MATERIAL FOR THIS EXERCISE:
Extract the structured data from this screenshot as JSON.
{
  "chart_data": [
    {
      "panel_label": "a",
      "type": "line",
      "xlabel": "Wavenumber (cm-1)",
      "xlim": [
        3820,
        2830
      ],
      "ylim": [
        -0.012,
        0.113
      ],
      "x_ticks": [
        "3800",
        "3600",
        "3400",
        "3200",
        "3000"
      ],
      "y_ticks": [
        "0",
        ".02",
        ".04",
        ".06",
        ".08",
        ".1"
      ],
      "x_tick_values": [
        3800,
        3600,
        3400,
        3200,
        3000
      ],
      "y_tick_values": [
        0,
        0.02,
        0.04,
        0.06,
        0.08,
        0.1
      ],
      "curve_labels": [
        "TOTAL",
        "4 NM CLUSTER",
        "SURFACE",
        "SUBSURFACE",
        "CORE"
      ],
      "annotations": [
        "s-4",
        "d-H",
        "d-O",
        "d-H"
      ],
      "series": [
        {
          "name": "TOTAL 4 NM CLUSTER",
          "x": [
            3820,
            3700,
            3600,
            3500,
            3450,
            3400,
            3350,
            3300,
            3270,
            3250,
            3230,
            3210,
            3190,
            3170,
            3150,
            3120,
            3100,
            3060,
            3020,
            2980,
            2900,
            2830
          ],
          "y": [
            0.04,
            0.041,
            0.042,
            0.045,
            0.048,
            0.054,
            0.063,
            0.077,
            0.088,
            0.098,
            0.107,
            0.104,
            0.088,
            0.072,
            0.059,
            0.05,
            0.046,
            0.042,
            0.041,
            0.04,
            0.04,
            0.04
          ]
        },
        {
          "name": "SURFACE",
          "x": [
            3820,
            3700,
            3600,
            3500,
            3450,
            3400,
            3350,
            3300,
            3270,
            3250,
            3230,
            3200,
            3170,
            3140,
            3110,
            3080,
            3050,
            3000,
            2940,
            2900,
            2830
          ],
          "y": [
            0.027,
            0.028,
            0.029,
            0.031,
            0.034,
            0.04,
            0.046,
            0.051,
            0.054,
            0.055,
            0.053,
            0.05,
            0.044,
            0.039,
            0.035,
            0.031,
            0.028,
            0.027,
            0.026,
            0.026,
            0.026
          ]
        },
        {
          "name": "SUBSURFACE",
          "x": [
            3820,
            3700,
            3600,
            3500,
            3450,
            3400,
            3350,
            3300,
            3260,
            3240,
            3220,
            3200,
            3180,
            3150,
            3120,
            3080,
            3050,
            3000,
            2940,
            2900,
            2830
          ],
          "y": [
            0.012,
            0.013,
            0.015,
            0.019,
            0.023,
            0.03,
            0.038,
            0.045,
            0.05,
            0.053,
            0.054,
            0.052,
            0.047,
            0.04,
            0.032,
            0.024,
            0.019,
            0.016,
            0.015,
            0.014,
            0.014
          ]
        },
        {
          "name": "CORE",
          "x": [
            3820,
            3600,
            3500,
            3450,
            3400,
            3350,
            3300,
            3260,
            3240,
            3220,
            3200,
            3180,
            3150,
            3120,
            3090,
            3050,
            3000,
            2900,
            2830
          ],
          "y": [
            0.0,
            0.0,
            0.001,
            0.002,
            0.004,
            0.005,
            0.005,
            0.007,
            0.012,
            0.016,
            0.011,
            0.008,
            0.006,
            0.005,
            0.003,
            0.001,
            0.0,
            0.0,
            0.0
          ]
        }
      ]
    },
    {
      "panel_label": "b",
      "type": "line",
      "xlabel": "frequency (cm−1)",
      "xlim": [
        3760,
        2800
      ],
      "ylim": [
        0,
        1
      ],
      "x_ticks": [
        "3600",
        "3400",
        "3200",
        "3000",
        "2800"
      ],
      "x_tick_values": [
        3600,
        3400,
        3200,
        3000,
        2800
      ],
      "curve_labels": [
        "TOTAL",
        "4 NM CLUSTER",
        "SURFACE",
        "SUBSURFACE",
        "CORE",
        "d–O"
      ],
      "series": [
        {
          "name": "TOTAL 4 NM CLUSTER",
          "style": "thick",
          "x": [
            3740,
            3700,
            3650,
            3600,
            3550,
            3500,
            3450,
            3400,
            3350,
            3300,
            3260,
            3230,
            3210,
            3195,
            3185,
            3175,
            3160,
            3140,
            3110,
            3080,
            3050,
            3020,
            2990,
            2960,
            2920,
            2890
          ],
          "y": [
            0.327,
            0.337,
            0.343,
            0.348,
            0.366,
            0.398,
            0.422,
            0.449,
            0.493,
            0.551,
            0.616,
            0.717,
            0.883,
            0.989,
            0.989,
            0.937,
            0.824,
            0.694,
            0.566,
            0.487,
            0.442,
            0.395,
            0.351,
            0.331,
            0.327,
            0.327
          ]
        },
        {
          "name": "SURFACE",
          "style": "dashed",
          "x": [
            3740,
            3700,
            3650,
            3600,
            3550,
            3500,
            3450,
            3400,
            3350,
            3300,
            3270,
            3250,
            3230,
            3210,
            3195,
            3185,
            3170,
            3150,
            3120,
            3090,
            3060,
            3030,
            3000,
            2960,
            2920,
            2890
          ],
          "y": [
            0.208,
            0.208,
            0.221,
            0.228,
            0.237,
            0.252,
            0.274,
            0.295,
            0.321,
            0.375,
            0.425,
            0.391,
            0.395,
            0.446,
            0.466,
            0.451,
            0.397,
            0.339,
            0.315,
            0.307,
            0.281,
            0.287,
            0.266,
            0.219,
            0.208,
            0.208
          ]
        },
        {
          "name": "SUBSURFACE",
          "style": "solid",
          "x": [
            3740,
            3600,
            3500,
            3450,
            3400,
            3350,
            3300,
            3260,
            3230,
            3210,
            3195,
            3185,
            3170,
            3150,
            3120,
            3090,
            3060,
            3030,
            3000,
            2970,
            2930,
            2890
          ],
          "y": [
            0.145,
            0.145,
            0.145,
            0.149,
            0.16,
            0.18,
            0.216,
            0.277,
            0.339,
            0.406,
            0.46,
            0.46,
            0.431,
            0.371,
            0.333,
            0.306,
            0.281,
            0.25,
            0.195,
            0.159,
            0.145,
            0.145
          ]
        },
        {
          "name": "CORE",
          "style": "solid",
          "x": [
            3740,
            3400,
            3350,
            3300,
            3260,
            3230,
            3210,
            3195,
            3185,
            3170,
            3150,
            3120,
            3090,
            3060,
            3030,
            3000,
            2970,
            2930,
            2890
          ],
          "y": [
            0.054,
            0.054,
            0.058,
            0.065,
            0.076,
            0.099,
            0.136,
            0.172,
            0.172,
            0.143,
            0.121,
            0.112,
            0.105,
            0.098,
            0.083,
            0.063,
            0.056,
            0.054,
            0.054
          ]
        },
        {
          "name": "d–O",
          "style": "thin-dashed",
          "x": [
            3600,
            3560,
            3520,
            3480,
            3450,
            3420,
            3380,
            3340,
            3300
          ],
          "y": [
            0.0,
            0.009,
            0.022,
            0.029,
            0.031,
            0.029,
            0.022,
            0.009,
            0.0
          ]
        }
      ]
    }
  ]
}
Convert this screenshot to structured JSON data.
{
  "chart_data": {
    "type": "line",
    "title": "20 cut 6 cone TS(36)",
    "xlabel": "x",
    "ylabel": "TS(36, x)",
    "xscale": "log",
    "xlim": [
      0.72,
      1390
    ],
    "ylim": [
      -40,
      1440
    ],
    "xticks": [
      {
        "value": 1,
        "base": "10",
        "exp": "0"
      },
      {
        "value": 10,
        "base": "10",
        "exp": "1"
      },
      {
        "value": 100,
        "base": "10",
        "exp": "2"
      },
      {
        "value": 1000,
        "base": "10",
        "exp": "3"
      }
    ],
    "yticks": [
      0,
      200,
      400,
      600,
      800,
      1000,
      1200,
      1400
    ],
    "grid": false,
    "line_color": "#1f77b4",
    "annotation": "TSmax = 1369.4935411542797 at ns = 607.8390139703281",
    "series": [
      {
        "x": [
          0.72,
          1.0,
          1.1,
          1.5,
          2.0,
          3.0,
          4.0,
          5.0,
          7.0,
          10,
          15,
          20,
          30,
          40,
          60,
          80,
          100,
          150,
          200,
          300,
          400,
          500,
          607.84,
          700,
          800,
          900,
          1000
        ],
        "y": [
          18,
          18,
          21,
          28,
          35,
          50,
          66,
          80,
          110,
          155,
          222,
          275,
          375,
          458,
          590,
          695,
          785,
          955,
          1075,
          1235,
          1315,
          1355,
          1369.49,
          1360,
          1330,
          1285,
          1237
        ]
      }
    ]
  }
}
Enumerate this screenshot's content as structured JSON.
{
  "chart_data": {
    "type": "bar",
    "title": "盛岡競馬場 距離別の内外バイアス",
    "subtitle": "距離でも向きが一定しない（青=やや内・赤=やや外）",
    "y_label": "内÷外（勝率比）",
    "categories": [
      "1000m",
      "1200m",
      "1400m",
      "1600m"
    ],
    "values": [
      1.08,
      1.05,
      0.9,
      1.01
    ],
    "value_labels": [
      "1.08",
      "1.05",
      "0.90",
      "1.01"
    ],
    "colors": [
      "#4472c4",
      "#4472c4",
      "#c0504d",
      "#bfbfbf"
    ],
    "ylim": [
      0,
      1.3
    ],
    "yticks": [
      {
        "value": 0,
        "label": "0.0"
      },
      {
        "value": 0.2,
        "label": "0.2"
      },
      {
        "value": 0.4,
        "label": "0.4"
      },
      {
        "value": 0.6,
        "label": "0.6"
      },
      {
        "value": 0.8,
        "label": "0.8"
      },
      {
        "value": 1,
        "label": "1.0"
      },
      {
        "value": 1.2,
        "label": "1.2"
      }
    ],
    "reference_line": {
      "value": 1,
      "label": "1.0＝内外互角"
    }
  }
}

STATED EXERCISE: Scan the data for the word "JSON" and copy every line where it shows up.

PROBLEM SOLUTION:
Extract the structured data from this screenshot as JSON.
Convert this screenshot to structured JSON data.
Enumerate this screenshot's content as structured JSON.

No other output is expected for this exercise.